### THE PROBLEM
Transcribe each line exactly.

---------- INPUT RECORDS ----------

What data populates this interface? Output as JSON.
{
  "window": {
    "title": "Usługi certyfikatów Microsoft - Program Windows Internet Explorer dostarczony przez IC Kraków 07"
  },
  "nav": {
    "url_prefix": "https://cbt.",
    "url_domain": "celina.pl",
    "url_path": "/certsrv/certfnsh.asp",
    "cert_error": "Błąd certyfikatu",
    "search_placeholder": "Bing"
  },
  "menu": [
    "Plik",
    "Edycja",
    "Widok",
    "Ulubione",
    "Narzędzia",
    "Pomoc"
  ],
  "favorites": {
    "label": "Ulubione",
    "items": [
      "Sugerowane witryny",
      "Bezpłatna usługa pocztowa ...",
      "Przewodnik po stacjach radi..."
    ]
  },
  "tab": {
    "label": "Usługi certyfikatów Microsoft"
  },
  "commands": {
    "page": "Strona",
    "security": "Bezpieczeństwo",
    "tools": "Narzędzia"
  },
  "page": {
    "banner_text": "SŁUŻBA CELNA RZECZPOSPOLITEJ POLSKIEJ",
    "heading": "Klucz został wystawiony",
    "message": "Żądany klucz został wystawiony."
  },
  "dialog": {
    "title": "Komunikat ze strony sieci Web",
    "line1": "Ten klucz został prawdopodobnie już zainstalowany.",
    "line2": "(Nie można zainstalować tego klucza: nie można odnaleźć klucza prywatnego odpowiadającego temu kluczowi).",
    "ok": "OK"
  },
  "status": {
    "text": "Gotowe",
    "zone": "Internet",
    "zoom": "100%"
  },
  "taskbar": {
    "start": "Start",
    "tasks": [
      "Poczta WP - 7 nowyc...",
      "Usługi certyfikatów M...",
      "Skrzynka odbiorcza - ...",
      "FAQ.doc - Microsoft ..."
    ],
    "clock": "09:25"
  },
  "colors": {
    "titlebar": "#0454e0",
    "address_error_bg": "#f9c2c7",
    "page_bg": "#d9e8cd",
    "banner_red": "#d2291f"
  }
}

----------

### RESULT OF THE EXERCISE
What data populates this interface? Output as JSON.
{
  "window": {
    "title": "Usługi certyfikatów Microsoft - Program Windows Internet Explorer dostarczony przez IC Kraków 07"
  },
  "nav": {
    "url_prefix": "https://cbt.",
    "url_domain": "celina.pl",
    "url_path": "/certsrv/certfnsh.asp",
    "cert_error": "Błąd certyfikatu",
    "search_placeholder": "Bing"
  },
  "menu": [
    "Plik",
    "Edycja",
    "Widok",
    "Ulubione",
    "Narzędzia",
    "Pomoc"
  ],
  "favorites": {
    "label": "Ulubione",
    "items": [
      "Sugerowane witryny",
      "Bezpłatna usługa pocztowa ...",
      "Przewodnik po stacjach radi..."
    ]
  },
  "tab": {
    "label": "Usługi certyfikatów Microsoft"
  },
  "commands": {
    "page": "Strona",
    "security": "Bezpieczeństwo",
    "tools": "Narzędzia"
  },
  "page": {
    "banner_text": "SŁUŻBA CELNA RZECZPOSPOLITEJ POLSKIEJ",
    "heading": "Klucz został wystawiony",
    "message": "Żądany klucz został wystawiony."
  },
  "dialog": {
    "title": "Komunikat ze strony sieci Web",
    "line1": "Ten klucz został prawdopodobnie już zainstalowany.",
    "line2": "(Nie można zainstalować tego klucza: nie można odnaleźć klucza prywatnego odpowiadającego temu kluczowi).",
    "ok": "OK"
  },
  "status": {
    "text": "Gotowe",
    "zone": "Internet",
    "zoom": "100%"
  },
  "taskbar": {
    "start": "Start",
    "tasks": [
      "Poczta WP - 7 nowyc...",
      "Usługi certyfikatów M...",
      "Skrzynka odbiorcza - ...",
      "FAQ.doc - Microsoft ..."
    ],
    "clock": "09:25"
  },
  "colors": {
    "titlebar": "#0454e0",
    "address_error_bg": "#f9c2c7",
    "page_bg": "#d9e8cd",
    "banner_red": "#d2291f"
  }
}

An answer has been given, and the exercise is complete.